Material provided:
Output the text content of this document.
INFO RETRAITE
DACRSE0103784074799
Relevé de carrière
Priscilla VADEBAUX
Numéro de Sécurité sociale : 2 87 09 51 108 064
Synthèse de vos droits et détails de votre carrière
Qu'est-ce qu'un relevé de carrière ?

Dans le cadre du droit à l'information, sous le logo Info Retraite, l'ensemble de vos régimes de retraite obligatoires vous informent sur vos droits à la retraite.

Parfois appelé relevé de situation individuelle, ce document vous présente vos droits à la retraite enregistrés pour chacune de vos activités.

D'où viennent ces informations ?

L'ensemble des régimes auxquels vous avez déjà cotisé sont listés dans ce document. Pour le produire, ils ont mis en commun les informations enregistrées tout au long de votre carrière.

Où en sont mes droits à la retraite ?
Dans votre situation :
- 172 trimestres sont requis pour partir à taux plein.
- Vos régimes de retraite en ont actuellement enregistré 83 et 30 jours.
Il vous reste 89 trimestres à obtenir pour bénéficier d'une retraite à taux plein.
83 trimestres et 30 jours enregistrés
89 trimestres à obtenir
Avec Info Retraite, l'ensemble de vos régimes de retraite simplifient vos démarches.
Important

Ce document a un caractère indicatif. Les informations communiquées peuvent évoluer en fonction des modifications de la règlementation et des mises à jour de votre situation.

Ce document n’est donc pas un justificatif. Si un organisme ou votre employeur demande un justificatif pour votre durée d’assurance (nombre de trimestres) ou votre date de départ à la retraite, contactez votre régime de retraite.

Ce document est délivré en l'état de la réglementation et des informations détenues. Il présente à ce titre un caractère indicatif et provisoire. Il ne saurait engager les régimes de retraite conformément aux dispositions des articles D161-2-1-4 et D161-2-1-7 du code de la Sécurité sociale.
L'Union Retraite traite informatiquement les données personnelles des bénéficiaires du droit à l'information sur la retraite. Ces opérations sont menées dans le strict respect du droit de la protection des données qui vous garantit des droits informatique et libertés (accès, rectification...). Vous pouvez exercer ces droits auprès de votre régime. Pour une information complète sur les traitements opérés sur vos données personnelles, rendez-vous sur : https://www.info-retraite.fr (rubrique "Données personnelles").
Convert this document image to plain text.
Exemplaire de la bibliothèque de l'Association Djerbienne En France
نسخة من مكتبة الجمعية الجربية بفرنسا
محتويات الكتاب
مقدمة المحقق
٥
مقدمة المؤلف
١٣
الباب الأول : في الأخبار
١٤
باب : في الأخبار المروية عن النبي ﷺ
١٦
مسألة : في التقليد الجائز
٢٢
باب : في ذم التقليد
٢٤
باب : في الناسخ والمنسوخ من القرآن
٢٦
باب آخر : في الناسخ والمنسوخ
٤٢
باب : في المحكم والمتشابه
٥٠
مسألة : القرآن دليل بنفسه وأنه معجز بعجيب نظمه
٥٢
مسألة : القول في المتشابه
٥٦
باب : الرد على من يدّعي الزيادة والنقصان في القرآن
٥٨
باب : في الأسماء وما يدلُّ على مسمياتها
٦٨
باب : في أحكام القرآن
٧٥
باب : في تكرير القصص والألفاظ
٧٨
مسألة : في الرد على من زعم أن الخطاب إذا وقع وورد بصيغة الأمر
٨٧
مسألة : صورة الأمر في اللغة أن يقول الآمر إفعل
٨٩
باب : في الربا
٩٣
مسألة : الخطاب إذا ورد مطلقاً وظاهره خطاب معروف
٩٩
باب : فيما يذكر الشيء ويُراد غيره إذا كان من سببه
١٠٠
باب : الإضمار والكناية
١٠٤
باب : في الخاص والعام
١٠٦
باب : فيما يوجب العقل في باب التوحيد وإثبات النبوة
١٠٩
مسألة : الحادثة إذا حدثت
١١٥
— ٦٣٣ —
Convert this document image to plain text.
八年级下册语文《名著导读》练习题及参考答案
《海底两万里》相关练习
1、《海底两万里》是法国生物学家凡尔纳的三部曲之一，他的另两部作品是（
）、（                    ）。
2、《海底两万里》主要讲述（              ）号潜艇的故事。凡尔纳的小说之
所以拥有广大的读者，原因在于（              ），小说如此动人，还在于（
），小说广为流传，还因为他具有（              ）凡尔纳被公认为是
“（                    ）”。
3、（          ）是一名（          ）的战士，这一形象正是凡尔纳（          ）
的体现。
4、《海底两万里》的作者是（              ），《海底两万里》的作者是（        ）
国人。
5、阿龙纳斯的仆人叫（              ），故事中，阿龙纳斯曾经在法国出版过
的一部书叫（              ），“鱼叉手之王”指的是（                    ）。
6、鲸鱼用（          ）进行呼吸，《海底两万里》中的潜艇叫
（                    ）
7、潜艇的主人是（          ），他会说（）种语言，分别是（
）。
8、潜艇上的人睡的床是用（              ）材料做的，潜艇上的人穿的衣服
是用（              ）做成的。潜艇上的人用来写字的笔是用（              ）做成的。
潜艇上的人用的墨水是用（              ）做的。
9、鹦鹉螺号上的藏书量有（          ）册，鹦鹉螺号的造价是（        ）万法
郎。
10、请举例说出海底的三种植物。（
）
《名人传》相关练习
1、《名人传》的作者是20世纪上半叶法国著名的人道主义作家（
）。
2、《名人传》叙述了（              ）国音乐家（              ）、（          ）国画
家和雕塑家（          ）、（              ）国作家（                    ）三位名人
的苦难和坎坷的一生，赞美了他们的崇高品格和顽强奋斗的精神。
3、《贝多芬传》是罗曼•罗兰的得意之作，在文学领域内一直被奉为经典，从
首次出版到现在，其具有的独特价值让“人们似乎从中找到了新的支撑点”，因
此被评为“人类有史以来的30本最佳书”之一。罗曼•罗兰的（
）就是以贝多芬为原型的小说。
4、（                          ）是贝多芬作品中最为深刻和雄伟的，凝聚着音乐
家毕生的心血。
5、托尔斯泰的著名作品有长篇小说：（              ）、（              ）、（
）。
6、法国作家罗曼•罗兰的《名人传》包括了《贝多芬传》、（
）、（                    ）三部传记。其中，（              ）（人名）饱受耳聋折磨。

Work instructions:
Reproduce each entry above exactly, keeping every word.

Response to this exercise:
Output the text content of this document.
INFO RETRAITE
DACRSE0103784074799
Relevé de carrière
Priscilla VADEBAUX
Numéro de Sécurité sociale : 2 87 09 51 108 064
Synthèse de vos droits et détails de votre carrière
Qu'est-ce qu'un relevé de carrière ?

Dans le cadre du droit à l'information, sous le logo Info Retraite, l'ensemble de vos régimes de retraite obligatoires vous informent sur vos droits à la retraite.

Parfois appelé relevé de situation individuelle, ce document vous présente vos droits à la retraite enregistrés pour chacune de vos activités.

D'où viennent ces informations ?

L'ensemble des régimes auxquels vous avez déjà cotisé sont listés dans ce document. Pour le produire, ils ont mis en commun les informations enregistrées tout au long de votre carrière.

Où en sont mes droits à la retraite ?
Dans votre situation :
- 172 trimestres sont requis pour partir à taux plein.
- Vos régimes de retraite en ont actuellement enregistré 83 et 30 jours.
Il vous reste 89 trimestres à obtenir pour bénéficier d'une retraite à taux plein.
83 trimestres et 30 jours enregistrés
89 trimestres à obtenir
Avec Info Retraite, l'ensemble de vos régimes de retraite simplifient vos démarches.
Important

Ce document a un caractère indicatif. Les informations communiquées peuvent évoluer en fonction des modifications de la règlementation et des mises à jour de votre situation.

Ce document n’est donc pas un justificatif. Si un organisme ou votre employeur demande un justificatif pour votre durée d’assurance (nombre de trimestres) ou votre date de départ à la retraite, contactez votre régime de retraite.

Ce document est délivré en l'état de la réglementation et des informations détenues. Il présente à ce titre un caractère indicatif et provisoire. Il ne saurait engager les régimes de retraite conformément aux dispositions des articles D161-2-1-4 et D161-2-1-7 du code de la Sécurité sociale.
L'Union Retraite traite informatiquement les données personnelles des bénéficiaires du droit à l'information sur la retraite. Ces opérations sont menées dans le strict respect du droit de la protection des données qui vous garantit des droits informatique et libertés (accès, rectification...). Vous pouvez exercer ces droits auprès de votre régime. Pour une information complète sur les traitements opérés sur vos données personnelles, rendez-vous sur : https://www.info-retraite.fr (rubrique "Données personnelles").
Convert this document image to plain text.
Exemplaire de la bibliothèque de l'Association Djerbienne En France
نسخة من مكتبة الجمعية الجربية بفرنسا
محتويات الكتاب
مقدمة المحقق
٥
مقدمة المؤلف
١٣
الباب الأول : في الأخبار
١٤
باب : في الأخبار المروية عن النبي ﷺ
١٦
مسألة : في التقليد الجائز
٢٢
باب : في ذم التقليد
٢٤
باب : في الناسخ والمنسوخ من القرآن
٢٦
باب آخر : في الناسخ والمنسوخ
٤٢
باب : في المحكم والمتشابه
٥٠
مسألة : القرآن دليل بنفسه وأنه معجز بعجيب نظمه
٥٢
مسألة : القول في المتشابه
٥٦
باب : الرد على من يدّعي الزيادة والنقصان في القرآن
٥٨
باب : في الأسماء وما يدلُّ على مسمياتها
٦٨
باب : في أحكام القرآن
٧٥
باب : في تكرير القصص والألفاظ
٧٨
مسألة : في الرد على من زعم أن الخطاب إذا وقع وورد بصيغة الأمر
٨٧
مسألة : صورة الأمر في اللغة أن يقول الآمر إفعل
٨٩
باب : في الربا
٩٣
مسألة : الخطاب إذا ورد مطلقاً وظاهره خطاب معروف
٩٩
باب : فيما يذكر الشيء ويُراد غيره إذا كان من سببه
١٠٠
باب : الإضمار والكناية
١٠٤
باب : في الخاص والعام
١٠٦
باب : فيما يوجب العقل في باب التوحيد وإثبات النبوة
١٠٩
مسألة : الحادثة إذا حدثت
١١٥
— ٦٣٣ —
Convert this document image to plain text.
八年级下册语文《名著导读》练习题及参考答案
《海底两万里》相关练习
1、《海底两万里》是法国生物学家凡尔纳的三部曲之一，他的另两部作品是（
）、（                    ）。
2、《海底两万里》主要讲述（              ）号潜艇的故事。凡尔纳的小说之
所以拥有广大的读者，原因在于（              ），小说如此动人，还在于（
），小说广为流传，还因为他具有（              ）凡尔纳被公认为是
“（                    ）”。
3、（          ）是一名（          ）的战士，这一形象正是凡尔纳（          ）
的体现。
4、《海底两万里》的作者是（              ），《海底两万里》的作者是（        ）
国人。
5、阿龙纳斯的仆人叫（              ），故事中，阿龙纳斯曾经在法国出版过
的一部书叫（              ），“鱼叉手之王”指的是（                    ）。
6、鲸鱼用（          ）进行呼吸，《海底两万里》中的潜艇叫
（                    ）
7、潜艇的主人是（          ），他会说（）种语言，分别是（
）。
8、潜艇上的人睡的床是用（              ）材料做的，潜艇上的人穿的衣服
是用（              ）做成的。潜艇上的人用来写字的笔是用（              ）做成的。
潜艇上的人用的墨水是用（              ）做的。
9、鹦鹉螺号上的藏书量有（          ）册，鹦鹉螺号的造价是（        ）万法
郎。
10、请举例说出海底的三种植物。（
）
《名人传》相关练习
1、《名人传》的作者是20世纪上半叶法国著名的人道主义作家（
）。
2、《名人传》叙述了（              ）国音乐家（              ）、（          ）国画
家和雕塑家（          ）、（              ）国作家（                    ）三位名人
的苦难和坎坷的一生，赞美了他们的崇高品格和顽强奋斗的精神。
3、《贝多芬传》是罗曼•罗兰的得意之作，在文学领域内一直被奉为经典，从
首次出版到现在，其具有的独特价值让“人们似乎从中找到了新的支撑点”，因
此被评为“人类有史以来的30本最佳书”之一。罗曼•罗兰的（
）就是以贝多芬为原型的小说。
4、（                          ）是贝多芬作品中最为深刻和雄伟的，凝聚着音乐
家毕生的心血。
5、托尔斯泰的著名作品有长篇小说：（              ）、（              ）、（
）。
6、法国作家罗曼•罗兰的《名人传》包括了《贝多芬传》、（
）、（                    ）三部传记。其中，（              ）（人名）饱受耳聋折磨。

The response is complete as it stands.